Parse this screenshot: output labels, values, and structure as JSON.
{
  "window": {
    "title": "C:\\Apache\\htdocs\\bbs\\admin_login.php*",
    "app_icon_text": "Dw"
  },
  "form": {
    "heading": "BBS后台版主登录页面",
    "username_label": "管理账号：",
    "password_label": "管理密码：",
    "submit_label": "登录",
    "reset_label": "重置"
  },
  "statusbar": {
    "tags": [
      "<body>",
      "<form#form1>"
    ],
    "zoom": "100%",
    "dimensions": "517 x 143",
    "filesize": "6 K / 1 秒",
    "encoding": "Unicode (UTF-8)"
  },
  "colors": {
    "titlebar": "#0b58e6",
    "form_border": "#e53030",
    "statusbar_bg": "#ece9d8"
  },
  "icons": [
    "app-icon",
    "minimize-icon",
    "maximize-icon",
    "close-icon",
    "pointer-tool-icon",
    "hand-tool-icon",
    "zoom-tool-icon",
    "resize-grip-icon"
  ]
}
· · · ·
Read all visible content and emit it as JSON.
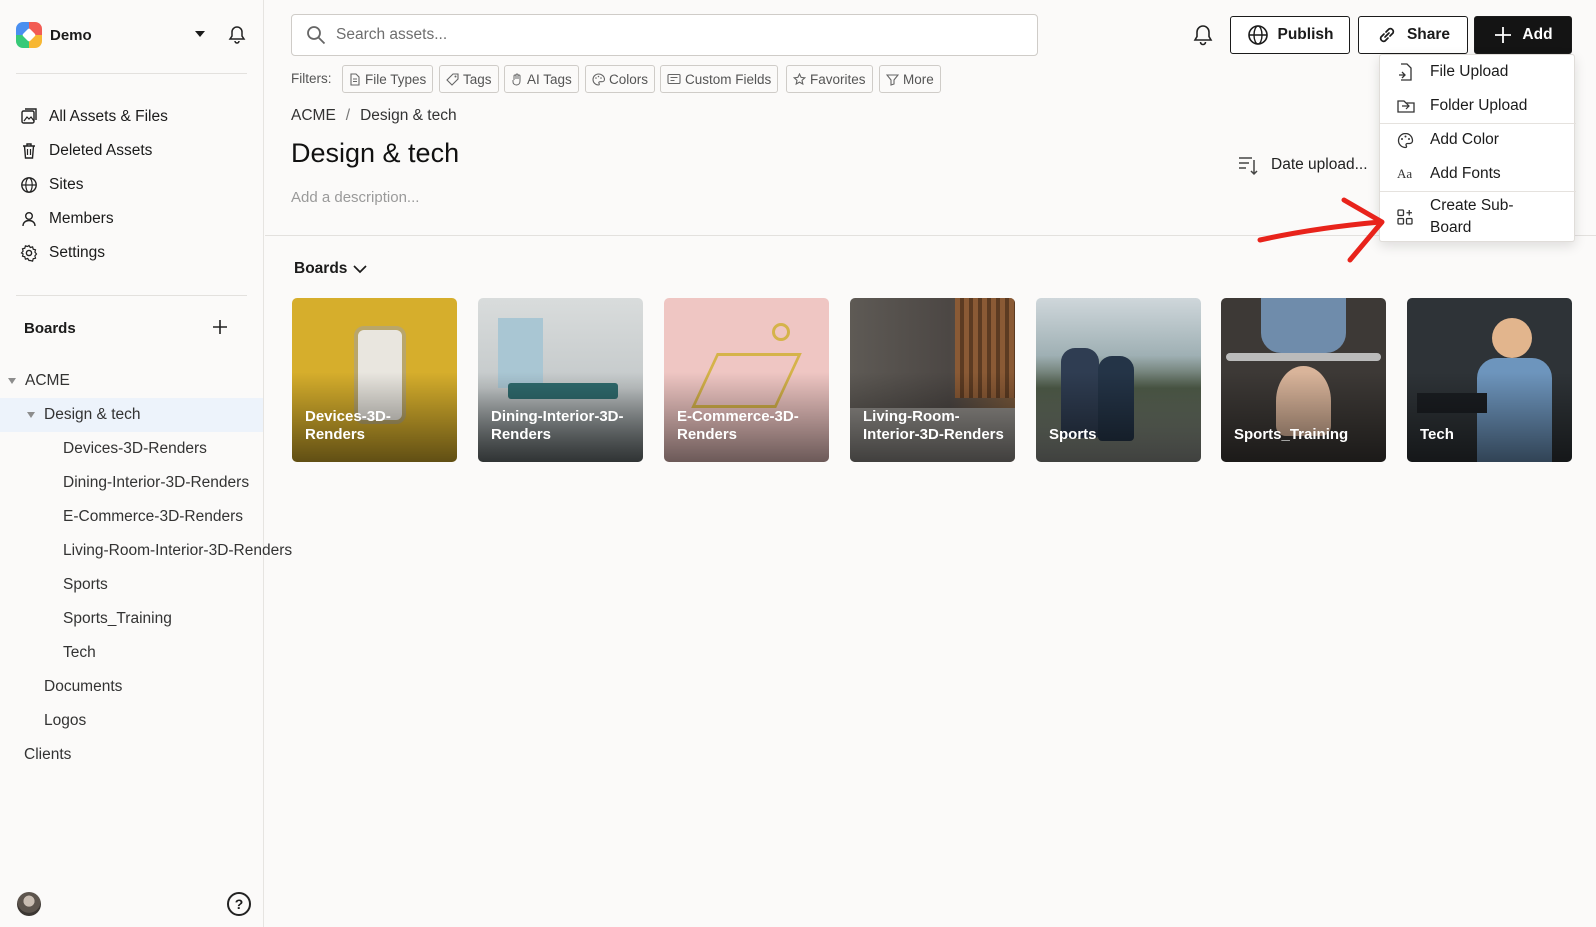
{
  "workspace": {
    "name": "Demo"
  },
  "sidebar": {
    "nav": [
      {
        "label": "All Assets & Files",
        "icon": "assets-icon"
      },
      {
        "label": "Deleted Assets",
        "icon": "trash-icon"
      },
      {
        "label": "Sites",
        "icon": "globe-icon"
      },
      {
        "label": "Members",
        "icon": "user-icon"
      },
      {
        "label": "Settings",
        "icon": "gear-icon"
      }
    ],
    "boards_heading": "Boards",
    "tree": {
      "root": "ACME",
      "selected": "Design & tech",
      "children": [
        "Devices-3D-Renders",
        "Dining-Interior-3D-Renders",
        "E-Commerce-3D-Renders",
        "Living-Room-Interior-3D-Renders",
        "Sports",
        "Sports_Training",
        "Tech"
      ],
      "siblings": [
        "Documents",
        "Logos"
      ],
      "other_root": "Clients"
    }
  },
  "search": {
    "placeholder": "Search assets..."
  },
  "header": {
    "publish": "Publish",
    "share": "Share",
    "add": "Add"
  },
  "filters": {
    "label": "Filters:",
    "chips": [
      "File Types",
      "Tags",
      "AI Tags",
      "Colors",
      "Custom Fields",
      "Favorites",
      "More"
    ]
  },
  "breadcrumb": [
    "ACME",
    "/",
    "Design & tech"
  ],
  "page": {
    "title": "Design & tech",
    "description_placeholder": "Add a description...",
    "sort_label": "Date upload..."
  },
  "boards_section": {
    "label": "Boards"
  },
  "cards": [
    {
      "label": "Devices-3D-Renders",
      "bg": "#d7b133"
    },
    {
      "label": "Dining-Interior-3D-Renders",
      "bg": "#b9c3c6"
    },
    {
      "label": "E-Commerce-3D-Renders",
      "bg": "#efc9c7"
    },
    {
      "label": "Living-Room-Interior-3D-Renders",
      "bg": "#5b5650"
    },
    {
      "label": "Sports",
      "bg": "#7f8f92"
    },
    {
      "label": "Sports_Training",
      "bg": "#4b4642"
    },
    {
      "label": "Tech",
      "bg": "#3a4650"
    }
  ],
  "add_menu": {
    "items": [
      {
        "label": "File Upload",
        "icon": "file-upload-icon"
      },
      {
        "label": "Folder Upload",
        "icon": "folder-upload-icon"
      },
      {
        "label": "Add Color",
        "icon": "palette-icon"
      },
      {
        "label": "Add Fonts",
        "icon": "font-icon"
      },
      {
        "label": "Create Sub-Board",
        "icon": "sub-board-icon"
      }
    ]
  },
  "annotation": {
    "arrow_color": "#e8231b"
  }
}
· · · ·
• _What this task involves_
Give only the number of lines in the entries above that hold the string "Interior".

• _Result of this task_
4